- **The exercise**: Take the material and output all of it exactly.

>> START

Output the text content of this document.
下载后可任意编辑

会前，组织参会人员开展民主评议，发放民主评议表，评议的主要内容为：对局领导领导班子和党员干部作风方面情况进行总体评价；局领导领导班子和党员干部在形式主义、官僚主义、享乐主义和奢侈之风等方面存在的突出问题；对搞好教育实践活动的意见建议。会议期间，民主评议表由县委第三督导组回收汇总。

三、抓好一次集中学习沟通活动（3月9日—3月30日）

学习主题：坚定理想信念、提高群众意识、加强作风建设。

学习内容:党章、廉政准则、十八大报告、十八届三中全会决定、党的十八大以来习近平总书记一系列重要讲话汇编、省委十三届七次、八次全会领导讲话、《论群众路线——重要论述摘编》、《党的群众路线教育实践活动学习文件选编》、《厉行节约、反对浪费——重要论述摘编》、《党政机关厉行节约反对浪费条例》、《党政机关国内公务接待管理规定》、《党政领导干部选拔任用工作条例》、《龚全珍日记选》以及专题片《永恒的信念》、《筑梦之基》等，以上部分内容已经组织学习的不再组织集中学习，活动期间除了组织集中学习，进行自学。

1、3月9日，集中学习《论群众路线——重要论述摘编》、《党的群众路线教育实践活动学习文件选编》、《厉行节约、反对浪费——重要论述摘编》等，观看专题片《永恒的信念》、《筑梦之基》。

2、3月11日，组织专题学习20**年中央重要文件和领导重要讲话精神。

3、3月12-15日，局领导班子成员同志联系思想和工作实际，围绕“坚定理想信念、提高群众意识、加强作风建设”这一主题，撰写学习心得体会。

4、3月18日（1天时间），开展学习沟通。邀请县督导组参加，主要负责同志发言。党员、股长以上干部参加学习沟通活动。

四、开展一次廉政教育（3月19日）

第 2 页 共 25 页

>> END

- **Answer for this exercise**:
Output the text content of this document.
下载后可任意编辑

会前，组织参会人员开展民主评议，发放民主评议表，评议的主要内容为：对局领导领导班子和党员干部作风方面情况进行总体评价；局领导领导班子和党员干部在形式主义、官僚主义、享乐主义和奢侈之风等方面存在的突出问题；对搞好教育实践活动的意见建议。会议期间，民主评议表由县委第三督导组回收汇总。

三、抓好一次集中学习沟通活动（3月9日—3月30日）

学习主题：坚定理想信念、提高群众意识、加强作风建设。

学习内容:党章、廉政准则、十八大报告、十八届三中全会决定、党的十八大以来习近平总书记一系列重要讲话汇编、省委十三届七次、八次全会领导讲话、《论群众路线——重要论述摘编》、《党的群众路线教育实践活动学习文件选编》、《厉行节约、反对浪费——重要论述摘编》、《党政机关厉行节约反对浪费条例》、《党政机关国内公务接待管理规定》、《党政领导干部选拔任用工作条例》、《龚全珍日记选》以及专题片《永恒的信念》、《筑梦之基》等，以上部分内容已经组织学习的不再组织集中学习，活动期间除了组织集中学习，进行自学。

1、3月9日，集中学习《论群众路线——重要论述摘编》、《党的群众路线教育实践活动学习文件选编》、《厉行节约、反对浪费——重要论述摘编》等，观看专题片《永恒的信念》、《筑梦之基》。

2、3月11日，组织专题学习20**年中央重要文件和领导重要讲话精神。

3、3月12-15日，局领导班子成员同志联系思想和工作实际，围绕“坚定理想信念、提高群众意识、加强作风建设”这一主题，撰写学习心得体会。

4、3月18日（1天时间），开展学习沟通。邀请县督导组参加，主要负责同志发言。党员、股长以上干部参加学习沟通活动。

四、开展一次廉政教育（3月19日）

第 2 页 共 25 页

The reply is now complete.